>> Start Data for processing

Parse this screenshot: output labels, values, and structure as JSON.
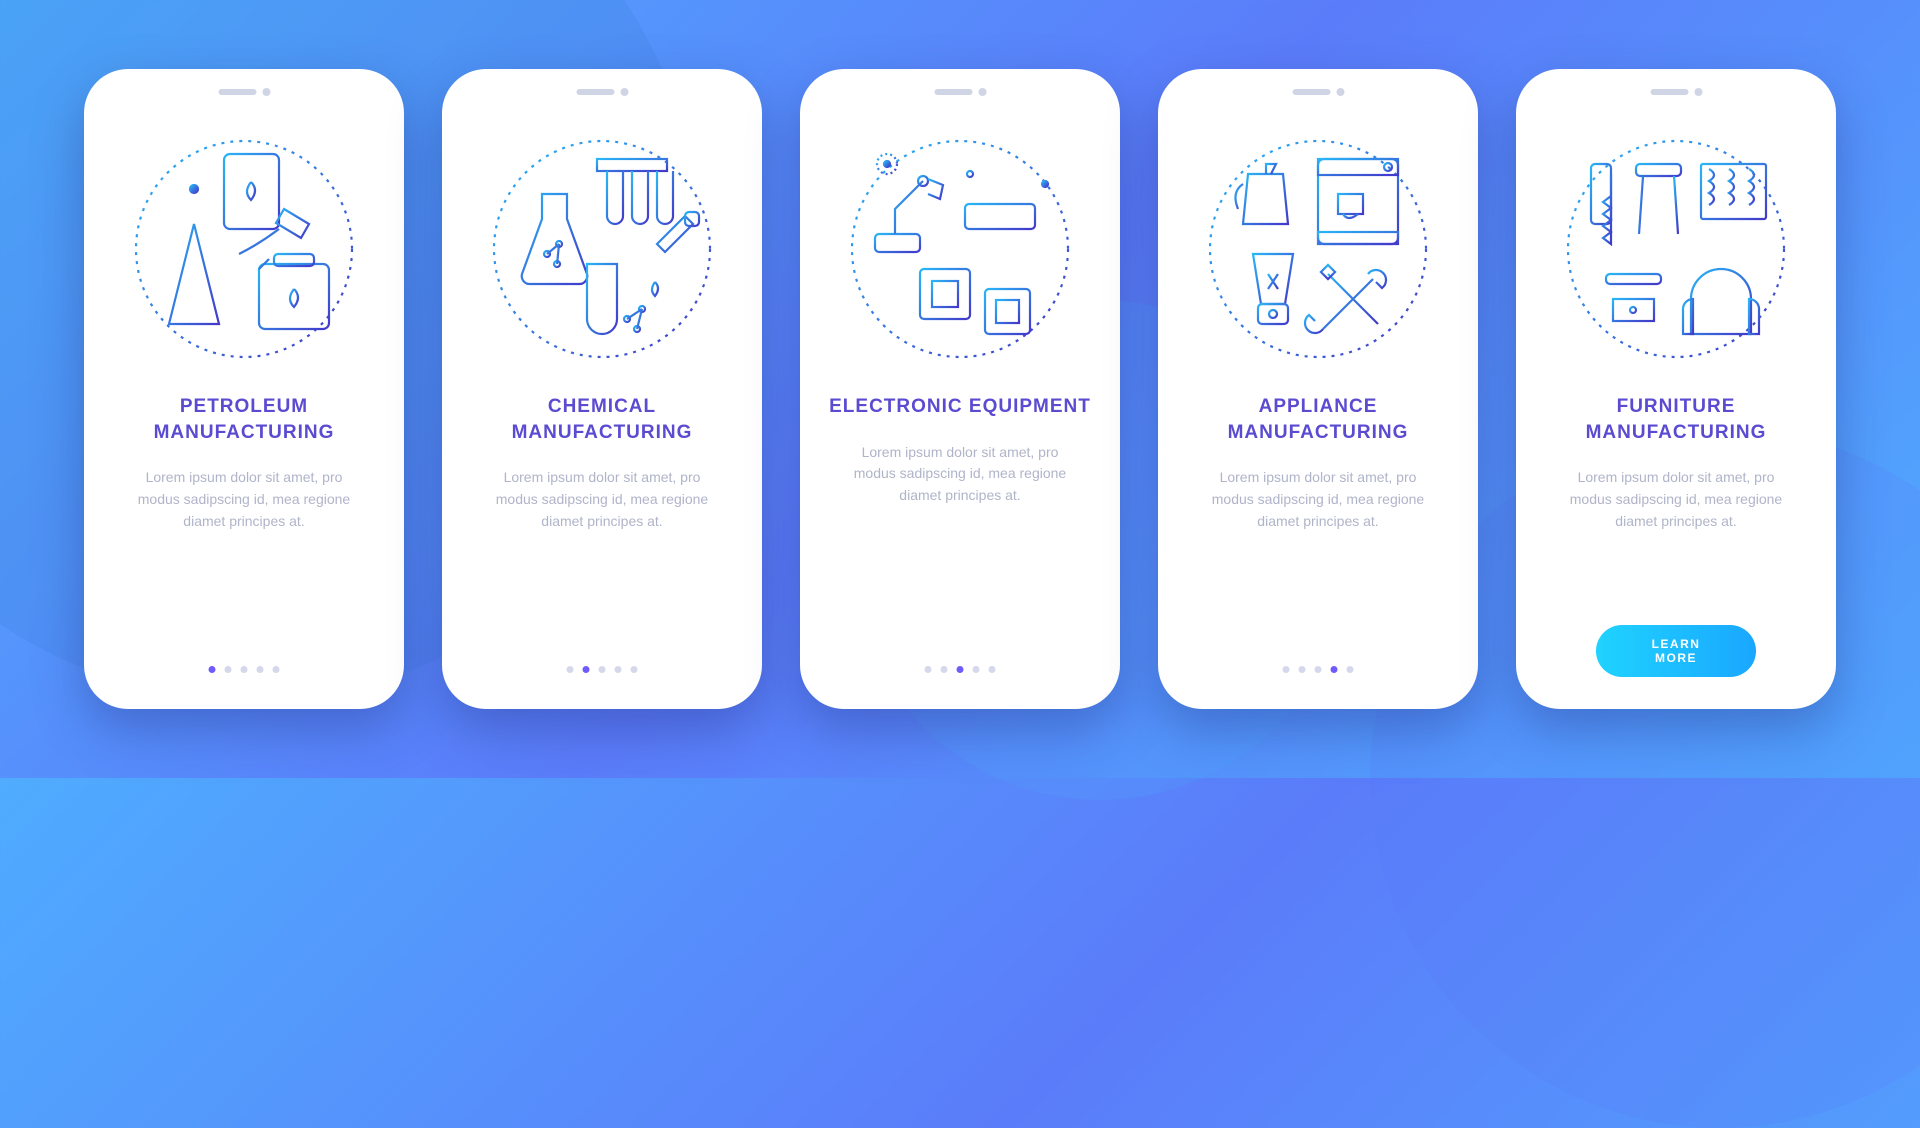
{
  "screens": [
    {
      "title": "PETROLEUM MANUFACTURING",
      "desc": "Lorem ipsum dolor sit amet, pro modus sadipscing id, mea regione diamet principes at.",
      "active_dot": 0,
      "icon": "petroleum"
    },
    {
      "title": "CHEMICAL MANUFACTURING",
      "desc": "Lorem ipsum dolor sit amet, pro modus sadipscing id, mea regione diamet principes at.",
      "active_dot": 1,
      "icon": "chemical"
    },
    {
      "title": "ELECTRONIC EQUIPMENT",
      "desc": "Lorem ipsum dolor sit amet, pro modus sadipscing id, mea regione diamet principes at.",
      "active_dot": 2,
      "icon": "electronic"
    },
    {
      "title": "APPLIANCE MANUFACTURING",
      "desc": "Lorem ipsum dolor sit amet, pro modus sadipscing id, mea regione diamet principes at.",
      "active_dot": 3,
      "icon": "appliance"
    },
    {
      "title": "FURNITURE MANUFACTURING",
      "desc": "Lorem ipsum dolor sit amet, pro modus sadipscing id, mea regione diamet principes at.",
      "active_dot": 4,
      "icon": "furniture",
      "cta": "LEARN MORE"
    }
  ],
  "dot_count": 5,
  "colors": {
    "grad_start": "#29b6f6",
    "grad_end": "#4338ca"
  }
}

>> End Data for processing

- [Stated goal]: Copy out each line word for word, please, skipping the images.

- [Task response]:
Parse this screenshot: output labels, values, and structure as JSON.
{
  "screens": [
    {
      "title": "PETROLEUM MANUFACTURING",
      "desc": "Lorem ipsum dolor sit amet, pro modus sadipscing id, mea regione diamet principes at.",
      "active_dot": 0,
      "icon": "petroleum"
    },
    {
      "title": "CHEMICAL MANUFACTURING",
      "desc": "Lorem ipsum dolor sit amet, pro modus sadipscing id, mea regione diamet principes at.",
      "active_dot": 1,
      "icon": "chemical"
    },
    {
      "title": "ELECTRONIC EQUIPMENT",
      "desc": "Lorem ipsum dolor sit amet, pro modus sadipscing id, mea regione diamet principes at.",
      "active_dot": 2,
      "icon": "electronic"
    },
    {
      "title": "APPLIANCE MANUFACTURING",
      "desc": "Lorem ipsum dolor sit amet, pro modus sadipscing id, mea regione diamet principes at.",
      "active_dot": 3,
      "icon": "appliance"
    },
    {
      "title": "FURNITURE MANUFACTURING",
      "desc": "Lorem ipsum dolor sit amet, pro modus sadipscing id, mea regione diamet principes at.",
      "active_dot": 4,
      "icon": "furniture",
      "cta": "LEARN MORE"
    }
  ],
  "dot_count": 5,
  "colors": {
    "grad_start": "#29b6f6",
    "grad_end": "#4338ca"
  }
}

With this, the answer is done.